Records:
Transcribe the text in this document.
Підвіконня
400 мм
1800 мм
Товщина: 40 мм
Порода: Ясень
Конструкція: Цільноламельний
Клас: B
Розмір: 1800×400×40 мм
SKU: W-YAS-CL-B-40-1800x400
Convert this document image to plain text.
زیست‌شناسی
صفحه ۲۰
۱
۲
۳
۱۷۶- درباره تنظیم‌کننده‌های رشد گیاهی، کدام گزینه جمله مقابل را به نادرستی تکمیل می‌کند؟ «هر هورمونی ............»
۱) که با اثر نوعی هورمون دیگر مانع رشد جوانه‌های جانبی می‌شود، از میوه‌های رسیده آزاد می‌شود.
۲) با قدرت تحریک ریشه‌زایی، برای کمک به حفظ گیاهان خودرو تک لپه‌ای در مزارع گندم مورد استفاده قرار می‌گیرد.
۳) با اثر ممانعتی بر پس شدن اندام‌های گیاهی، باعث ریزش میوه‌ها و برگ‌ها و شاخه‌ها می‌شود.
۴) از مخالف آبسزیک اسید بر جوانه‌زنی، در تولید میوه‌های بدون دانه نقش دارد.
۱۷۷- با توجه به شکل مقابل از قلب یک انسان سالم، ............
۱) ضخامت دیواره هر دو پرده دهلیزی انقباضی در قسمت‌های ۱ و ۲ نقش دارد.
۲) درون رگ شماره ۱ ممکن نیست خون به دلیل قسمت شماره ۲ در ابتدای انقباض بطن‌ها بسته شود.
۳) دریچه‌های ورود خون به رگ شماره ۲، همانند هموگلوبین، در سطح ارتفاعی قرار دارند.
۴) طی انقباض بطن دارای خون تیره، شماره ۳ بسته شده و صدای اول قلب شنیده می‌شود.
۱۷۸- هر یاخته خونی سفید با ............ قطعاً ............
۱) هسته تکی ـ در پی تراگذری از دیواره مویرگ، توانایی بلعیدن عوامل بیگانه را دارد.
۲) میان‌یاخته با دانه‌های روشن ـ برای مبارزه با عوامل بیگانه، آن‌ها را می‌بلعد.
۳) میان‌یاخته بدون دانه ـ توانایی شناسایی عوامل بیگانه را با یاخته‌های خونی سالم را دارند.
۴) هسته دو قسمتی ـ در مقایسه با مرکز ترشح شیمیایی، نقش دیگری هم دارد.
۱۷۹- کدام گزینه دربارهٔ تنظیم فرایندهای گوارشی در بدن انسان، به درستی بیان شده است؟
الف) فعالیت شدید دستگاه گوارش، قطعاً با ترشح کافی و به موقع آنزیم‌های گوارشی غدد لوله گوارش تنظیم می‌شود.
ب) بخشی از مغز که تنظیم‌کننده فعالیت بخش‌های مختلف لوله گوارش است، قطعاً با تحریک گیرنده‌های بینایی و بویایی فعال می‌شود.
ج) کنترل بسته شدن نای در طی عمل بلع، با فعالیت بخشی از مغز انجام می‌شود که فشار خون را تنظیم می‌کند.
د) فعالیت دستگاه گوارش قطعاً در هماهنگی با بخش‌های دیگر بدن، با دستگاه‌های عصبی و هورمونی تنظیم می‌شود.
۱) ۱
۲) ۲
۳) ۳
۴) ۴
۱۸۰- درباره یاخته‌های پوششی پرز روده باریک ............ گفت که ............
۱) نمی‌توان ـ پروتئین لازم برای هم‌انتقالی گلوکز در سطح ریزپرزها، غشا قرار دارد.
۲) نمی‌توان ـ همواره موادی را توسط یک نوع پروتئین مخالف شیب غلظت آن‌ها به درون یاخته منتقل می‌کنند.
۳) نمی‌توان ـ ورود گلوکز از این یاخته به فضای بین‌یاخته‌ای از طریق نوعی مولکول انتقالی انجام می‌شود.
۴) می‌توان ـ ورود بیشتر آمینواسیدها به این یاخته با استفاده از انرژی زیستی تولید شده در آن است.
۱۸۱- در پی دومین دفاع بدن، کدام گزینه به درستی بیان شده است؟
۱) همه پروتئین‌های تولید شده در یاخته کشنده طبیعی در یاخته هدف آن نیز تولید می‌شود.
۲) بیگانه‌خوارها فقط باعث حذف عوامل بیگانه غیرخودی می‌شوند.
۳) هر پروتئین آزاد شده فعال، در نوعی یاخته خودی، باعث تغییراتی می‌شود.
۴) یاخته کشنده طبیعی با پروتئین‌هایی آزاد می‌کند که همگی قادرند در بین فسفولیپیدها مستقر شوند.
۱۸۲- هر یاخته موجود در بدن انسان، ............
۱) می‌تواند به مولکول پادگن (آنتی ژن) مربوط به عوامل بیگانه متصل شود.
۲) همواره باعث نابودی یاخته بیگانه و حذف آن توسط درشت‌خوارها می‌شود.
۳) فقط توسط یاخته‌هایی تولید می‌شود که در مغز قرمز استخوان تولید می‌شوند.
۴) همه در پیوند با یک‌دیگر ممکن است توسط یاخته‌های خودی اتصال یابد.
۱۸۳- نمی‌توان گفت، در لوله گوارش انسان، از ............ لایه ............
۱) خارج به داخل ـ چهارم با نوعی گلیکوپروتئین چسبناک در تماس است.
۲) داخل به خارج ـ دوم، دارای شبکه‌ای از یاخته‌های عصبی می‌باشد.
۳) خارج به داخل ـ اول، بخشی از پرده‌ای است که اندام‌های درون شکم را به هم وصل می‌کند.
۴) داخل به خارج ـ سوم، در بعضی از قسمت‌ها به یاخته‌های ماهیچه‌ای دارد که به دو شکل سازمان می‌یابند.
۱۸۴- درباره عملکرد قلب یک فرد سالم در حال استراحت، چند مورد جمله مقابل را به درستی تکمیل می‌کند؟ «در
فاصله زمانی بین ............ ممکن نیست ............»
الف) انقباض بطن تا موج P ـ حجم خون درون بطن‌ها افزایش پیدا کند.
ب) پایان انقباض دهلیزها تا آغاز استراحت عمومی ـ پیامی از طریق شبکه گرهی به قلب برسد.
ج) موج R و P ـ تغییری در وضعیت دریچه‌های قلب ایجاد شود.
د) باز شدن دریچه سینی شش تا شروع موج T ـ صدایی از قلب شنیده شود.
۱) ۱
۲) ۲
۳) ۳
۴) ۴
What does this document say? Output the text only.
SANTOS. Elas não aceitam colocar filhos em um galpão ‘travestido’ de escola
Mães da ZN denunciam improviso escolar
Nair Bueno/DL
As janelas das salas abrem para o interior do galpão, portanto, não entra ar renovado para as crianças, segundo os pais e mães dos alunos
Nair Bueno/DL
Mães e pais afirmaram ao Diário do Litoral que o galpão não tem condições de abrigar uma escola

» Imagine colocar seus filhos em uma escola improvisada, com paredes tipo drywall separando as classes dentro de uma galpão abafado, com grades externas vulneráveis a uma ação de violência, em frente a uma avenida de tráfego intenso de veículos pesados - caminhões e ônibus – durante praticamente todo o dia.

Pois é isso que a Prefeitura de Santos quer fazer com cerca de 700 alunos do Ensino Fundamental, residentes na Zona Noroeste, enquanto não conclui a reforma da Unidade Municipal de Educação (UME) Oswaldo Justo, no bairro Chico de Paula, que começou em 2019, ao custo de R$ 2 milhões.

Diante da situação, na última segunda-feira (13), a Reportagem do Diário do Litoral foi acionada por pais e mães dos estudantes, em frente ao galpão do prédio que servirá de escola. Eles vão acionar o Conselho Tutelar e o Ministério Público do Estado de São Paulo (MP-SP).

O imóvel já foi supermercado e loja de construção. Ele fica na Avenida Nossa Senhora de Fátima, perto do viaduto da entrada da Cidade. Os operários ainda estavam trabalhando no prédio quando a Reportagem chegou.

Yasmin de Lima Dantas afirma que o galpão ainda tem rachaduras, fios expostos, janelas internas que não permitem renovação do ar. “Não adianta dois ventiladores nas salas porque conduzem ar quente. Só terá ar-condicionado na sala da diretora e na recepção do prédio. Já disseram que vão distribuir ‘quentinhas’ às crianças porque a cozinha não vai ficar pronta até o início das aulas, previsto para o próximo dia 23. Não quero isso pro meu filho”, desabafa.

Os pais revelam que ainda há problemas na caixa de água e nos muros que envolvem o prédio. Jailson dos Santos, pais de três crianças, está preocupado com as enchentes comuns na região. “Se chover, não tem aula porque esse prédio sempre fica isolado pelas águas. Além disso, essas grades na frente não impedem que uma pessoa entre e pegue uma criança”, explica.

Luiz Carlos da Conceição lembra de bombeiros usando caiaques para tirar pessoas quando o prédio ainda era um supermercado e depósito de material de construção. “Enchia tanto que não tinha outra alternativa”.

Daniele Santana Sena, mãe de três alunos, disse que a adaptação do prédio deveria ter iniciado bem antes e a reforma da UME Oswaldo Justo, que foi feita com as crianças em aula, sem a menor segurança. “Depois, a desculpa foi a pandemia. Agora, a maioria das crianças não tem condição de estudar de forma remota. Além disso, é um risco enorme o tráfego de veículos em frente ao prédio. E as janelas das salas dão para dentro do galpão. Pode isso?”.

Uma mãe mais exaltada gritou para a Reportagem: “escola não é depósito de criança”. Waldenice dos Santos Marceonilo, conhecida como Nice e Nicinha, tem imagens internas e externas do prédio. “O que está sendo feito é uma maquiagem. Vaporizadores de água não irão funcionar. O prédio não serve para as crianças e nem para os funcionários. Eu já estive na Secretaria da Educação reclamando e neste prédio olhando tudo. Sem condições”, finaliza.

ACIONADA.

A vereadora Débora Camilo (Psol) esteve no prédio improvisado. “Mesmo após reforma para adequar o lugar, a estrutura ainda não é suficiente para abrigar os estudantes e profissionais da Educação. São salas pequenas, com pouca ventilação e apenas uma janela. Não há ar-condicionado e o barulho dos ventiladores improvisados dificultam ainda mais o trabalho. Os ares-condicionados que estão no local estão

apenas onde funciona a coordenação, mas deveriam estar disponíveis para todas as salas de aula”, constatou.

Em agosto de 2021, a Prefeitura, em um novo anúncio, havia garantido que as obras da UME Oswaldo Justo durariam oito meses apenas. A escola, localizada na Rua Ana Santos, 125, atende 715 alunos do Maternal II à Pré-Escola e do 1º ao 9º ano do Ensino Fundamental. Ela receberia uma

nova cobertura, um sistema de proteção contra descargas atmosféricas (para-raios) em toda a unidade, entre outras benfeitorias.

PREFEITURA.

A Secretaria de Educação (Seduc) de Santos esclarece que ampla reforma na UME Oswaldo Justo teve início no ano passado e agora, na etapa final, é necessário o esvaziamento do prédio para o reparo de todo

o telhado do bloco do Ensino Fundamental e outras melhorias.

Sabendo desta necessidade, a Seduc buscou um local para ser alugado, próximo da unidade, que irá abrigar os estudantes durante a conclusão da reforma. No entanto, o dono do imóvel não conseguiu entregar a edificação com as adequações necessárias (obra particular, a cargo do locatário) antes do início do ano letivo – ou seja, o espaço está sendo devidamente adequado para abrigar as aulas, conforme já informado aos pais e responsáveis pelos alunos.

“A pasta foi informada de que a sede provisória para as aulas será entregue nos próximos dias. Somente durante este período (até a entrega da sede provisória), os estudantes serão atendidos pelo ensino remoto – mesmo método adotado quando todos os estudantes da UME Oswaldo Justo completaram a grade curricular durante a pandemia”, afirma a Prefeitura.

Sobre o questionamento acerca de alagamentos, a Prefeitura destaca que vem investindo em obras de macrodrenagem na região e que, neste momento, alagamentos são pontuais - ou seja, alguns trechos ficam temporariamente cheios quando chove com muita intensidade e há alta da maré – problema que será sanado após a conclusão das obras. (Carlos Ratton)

Exercise brief:
How many lines of the data hold the string "دیواره"? Reply with the number alone.

Output of the task:
2